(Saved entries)
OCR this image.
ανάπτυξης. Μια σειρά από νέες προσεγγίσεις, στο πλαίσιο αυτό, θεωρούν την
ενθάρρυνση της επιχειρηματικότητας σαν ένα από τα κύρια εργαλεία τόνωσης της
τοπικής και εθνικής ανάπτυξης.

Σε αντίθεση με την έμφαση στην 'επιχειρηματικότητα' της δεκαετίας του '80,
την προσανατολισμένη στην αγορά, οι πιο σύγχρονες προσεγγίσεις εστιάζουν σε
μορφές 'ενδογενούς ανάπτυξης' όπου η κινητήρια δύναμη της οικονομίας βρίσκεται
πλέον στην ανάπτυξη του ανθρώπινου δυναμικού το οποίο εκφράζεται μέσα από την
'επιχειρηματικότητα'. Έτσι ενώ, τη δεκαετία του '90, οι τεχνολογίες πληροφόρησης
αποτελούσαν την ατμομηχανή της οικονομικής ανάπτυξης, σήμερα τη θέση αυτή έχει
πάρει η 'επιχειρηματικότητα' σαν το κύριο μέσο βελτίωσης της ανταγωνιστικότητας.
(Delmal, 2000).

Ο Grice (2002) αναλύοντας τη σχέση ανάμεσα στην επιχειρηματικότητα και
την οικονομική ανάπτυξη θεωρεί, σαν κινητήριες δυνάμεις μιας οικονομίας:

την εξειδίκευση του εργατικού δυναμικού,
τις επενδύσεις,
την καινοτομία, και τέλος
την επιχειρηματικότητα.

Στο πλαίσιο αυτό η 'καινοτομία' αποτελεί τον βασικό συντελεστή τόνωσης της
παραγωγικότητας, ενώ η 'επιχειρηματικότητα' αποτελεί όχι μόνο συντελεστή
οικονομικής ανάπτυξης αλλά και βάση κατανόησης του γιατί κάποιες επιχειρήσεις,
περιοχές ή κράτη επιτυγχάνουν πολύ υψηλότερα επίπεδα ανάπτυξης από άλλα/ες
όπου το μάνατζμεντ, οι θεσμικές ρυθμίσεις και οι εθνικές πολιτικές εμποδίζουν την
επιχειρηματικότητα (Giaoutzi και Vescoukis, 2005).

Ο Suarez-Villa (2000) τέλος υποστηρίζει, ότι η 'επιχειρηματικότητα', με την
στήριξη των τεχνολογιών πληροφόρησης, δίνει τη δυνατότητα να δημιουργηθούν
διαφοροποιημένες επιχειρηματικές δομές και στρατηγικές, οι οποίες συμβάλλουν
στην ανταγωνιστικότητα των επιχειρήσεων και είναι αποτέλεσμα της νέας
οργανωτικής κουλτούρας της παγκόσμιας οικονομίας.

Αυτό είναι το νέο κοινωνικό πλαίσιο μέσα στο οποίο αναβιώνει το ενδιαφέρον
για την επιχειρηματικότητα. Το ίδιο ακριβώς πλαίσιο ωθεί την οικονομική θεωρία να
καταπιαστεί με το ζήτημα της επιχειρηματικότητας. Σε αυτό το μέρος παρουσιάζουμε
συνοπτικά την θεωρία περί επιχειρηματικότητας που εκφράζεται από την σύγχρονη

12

INSTRUCTION
Look through the listing and extract every line with "τέλος" in it.

RESULT OF THE EXERCISE
την καινοτομία, και τέλος
Ο Suarez-Villa (2000) τέλος υποστηρίζει, ότι η 'επιχειρηματικότητα', με την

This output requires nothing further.